What to work on
Copy the records below exactly as they appear.

--- start ---

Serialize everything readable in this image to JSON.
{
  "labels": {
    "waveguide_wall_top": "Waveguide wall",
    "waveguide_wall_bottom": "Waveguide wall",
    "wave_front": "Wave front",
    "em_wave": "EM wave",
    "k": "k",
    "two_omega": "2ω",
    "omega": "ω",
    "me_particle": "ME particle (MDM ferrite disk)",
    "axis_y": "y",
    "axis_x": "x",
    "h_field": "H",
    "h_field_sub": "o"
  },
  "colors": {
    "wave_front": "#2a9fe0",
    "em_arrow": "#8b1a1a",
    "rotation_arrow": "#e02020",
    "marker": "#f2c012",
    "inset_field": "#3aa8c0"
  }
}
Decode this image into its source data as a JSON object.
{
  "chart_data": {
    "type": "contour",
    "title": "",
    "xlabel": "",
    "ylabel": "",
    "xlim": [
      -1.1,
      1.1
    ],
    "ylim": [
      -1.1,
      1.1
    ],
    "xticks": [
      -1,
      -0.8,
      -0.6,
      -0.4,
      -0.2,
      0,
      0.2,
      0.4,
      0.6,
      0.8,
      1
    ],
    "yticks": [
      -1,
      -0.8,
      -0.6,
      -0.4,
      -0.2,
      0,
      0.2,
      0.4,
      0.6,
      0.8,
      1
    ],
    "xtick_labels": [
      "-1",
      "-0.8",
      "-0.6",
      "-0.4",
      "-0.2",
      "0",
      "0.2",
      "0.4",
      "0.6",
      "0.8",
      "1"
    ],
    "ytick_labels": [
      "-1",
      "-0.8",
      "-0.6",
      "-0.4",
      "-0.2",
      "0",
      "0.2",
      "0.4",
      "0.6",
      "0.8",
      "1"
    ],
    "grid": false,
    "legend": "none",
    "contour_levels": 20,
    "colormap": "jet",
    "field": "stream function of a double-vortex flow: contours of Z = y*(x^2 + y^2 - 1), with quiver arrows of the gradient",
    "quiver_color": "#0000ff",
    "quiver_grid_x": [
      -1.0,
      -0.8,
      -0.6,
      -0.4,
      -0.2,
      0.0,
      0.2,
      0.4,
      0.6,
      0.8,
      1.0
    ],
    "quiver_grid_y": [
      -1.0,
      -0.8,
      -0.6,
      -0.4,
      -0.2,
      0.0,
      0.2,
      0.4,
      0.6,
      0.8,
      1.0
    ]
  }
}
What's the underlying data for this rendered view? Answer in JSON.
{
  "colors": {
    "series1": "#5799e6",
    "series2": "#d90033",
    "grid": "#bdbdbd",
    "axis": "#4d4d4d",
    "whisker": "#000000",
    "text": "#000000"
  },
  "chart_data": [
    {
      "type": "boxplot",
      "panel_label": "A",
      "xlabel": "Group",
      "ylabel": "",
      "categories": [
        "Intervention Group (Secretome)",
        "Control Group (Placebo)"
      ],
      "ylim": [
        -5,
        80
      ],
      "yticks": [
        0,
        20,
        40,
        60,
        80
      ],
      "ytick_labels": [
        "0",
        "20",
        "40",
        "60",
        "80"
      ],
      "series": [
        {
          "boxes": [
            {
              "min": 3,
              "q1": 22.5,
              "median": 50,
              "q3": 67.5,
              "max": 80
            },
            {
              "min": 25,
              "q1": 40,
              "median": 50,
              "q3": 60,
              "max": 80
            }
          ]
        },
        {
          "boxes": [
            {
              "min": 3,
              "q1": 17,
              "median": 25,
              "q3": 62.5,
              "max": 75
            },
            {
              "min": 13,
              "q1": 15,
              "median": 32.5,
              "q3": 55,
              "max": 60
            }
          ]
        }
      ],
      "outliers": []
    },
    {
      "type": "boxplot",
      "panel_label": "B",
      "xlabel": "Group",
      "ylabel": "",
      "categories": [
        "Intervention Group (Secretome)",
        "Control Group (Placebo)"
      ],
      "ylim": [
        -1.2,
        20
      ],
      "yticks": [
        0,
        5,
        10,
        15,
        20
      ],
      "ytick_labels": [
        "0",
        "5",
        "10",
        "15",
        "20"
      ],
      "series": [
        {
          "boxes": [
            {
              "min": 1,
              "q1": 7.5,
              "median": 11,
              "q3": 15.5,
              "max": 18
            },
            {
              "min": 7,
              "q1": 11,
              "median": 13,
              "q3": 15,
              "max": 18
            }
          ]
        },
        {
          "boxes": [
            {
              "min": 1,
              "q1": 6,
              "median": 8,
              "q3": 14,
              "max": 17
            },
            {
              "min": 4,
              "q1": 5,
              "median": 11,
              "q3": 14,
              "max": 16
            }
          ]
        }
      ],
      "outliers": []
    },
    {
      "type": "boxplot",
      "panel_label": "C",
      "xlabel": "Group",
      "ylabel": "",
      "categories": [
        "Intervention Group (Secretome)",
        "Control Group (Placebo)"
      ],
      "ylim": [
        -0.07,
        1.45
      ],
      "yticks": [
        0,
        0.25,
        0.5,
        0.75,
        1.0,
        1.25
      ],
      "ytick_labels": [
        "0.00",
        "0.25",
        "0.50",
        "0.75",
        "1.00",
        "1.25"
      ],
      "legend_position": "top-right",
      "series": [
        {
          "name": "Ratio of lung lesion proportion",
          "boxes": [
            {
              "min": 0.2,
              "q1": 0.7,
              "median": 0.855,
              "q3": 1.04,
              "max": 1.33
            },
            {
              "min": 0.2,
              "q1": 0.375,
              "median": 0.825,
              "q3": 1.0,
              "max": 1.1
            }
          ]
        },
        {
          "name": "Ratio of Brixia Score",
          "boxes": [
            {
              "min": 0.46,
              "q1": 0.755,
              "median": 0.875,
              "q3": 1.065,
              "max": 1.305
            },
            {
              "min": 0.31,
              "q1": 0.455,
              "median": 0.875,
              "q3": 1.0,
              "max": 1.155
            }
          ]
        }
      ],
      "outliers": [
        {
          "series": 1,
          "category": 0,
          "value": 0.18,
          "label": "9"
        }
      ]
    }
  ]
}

--- end ---

Answer to this task
Serialize everything readable in this image to JSON.
{
  "labels": {
    "waveguide_wall_top": "Waveguide wall",
    "waveguide_wall_bottom": "Waveguide wall",
    "wave_front": "Wave front",
    "em_wave": "EM wave",
    "k": "k",
    "two_omega": "2ω",
    "omega": "ω",
    "me_particle": "ME particle (MDM ferrite disk)",
    "axis_y": "y",
    "axis_x": "x",
    "h_field": "H",
    "h_field_sub": "o"
  },
  "colors": {
    "wave_front": "#2a9fe0",
    "em_arrow": "#8b1a1a",
    "rotation_arrow": "#e02020",
    "marker": "#f2c012",
    "inset_field": "#3aa8c0"
  }
}
Decode this image into its source data as a JSON object.
{
  "chart_data": {
    "type": "contour",
    "title": "",
    "xlabel": "",
    "ylabel": "",
    "xlim": [
      -1.1,
      1.1
    ],
    "ylim": [
      -1.1,
      1.1
    ],
    "xticks": [
      -1,
      -0.8,
      -0.6,
      -0.4,
      -0.2,
      0,
      0.2,
      0.4,
      0.6,
      0.8,
      1
    ],
    "yticks": [
      -1,
      -0.8,
      -0.6,
      -0.4,
      -0.2,
      0,
      0.2,
      0.4,
      0.6,
      0.8,
      1
    ],
    "xtick_labels": [
      "-1",
      "-0.8",
      "-0.6",
      "-0.4",
      "-0.2",
      "0",
      "0.2",
      "0.4",
      "0.6",
      "0.8",
      "1"
    ],
    "ytick_labels": [
      "-1",
      "-0.8",
      "-0.6",
      "-0.4",
      "-0.2",
      "0",
      "0.2",
      "0.4",
      "0.6",
      "0.8",
      "1"
    ],
    "grid": false,
    "legend": "none",
    "contour_levels": 20,
    "colormap": "jet",
    "field": "stream function of a double-vortex flow: contours of Z = y*(x^2 + y^2 - 1), with quiver arrows of the gradient",
    "quiver_color": "#0000ff",
    "quiver_grid_x": [
      -1.0,
      -0.8,
      -0.6,
      -0.4,
      -0.2,
      0.0,
      0.2,
      0.4,
      0.6,
      0.8,
      1.0
    ],
    "quiver_grid_y": [
      -1.0,
      -0.8,
      -0.6,
      -0.4,
      -0.2,
      0.0,
      0.2,
      0.4,
      0.6,
      0.8,
      1.0
    ]
  }
}
What's the underlying data for this rendered view? Answer in JSON.
{
  "colors": {
    "series1": "#5799e6",
    "series2": "#d90033",
    "grid": "#bdbdbd",
    "axis": "#4d4d4d",
    "whisker": "#000000",
    "text": "#000000"
  },
  "chart_data": [
    {
      "type": "boxplot",
      "panel_label": "A",
      "xlabel": "Group",
      "ylabel": "",
      "categories": [
        "Intervention Group (Secretome)",
        "Control Group (Placebo)"
      ],
      "ylim": [
        -5,
        80
      ],
      "yticks": [
        0,
        20,
        40,
        60,
        80
      ],
      "ytick_labels": [
        "0",
        "20",
        "40",
        "60",
        "80"
      ],
      "series": [
        {
          "boxes": [
            {
              "min": 3,
              "q1": 22.5,
              "median": 50,
              "q3": 67.5,
              "max": 80
            },
            {
              "min": 25,
              "q1": 40,
              "median": 50,
              "q3": 60,
              "max": 80
            }
          ]
        },
        {
          "boxes": [
            {
              "min": 3,
              "q1": 17,
              "median": 25,
              "q3": 62.5,
              "max": 75
            },
            {
              "min": 13,
              "q1": 15,
              "median": 32.5,
              "q3": 55,
              "max": 60
            }
          ]
        }
      ],
      "outliers": []
    },
    {
      "type": "boxplot",
      "panel_label": "B",
      "xlabel": "Group",
      "ylabel": "",
      "categories": [
        "Intervention Group (Secretome)",
        "Control Group (Placebo)"
      ],
      "ylim": [
        -1.2,
        20
      ],
      "yticks": [
        0,
        5,
        10,
        15,
        20
      ],
      "ytick_labels": [
        "0",
        "5",
        "10",
        "15",
        "20"
      ],
      "series": [
        {
          "boxes": [
            {
              "min": 1,
              "q1": 7.5,
              "median": 11,
              "q3": 15.5,
              "max": 18
            },
            {
              "min": 7,
              "q1": 11,
              "median": 13,
              "q3": 15,
              "max": 18
            }
          ]
        },
        {
          "boxes": [
            {
              "min": 1,
              "q1": 6,
              "median": 8,
              "q3": 14,
              "max": 17
            },
            {
              "min": 4,
              "q1": 5,
              "median": 11,
              "q3": 14,
              "max": 16
            }
          ]
        }
      ],
      "outliers": []
    },
    {
      "type": "boxplot",
      "panel_label": "C",
      "xlabel": "Group",
      "ylabel": "",
      "categories": [
        "Intervention Group (Secretome)",
        "Control Group (Placebo)"
      ],
      "ylim": [
        -0.07,
        1.45
      ],
      "yticks": [
        0,
        0.25,
        0.5,
        0.75,
        1.0,
        1.25
      ],
      "ytick_labels": [
        "0.00",
        "0.25",
        "0.50",
        "0.75",
        "1.00",
        "1.25"
      ],
      "legend_position": "top-right",
      "series": [
        {
          "name": "Ratio of lung lesion proportion",
          "boxes": [
            {
              "min": 0.2,
              "q1": 0.7,
              "median": 0.855,
              "q3": 1.04,
              "max": 1.33
            },
            {
              "min": 0.2,
              "q1": 0.375,
              "median": 0.825,
              "q3": 1.0,
              "max": 1.1
            }
          ]
        },
        {
          "name": "Ratio of Brixia Score",
          "boxes": [
            {
              "min": 0.46,
              "q1": 0.755,
              "median": 0.875,
              "q3": 1.065,
              "max": 1.305
            },
            {
              "min": 0.31,
              "q1": 0.455,
              "median": 0.875,
              "q3": 1.0,
              "max": 1.155
            }
          ]
        }
      ],
      "outliers": [
        {
          "series": 1,
          "category": 0,
          "value": 0.18,
          "label": "9"
        }
      ]
    }
  ]
}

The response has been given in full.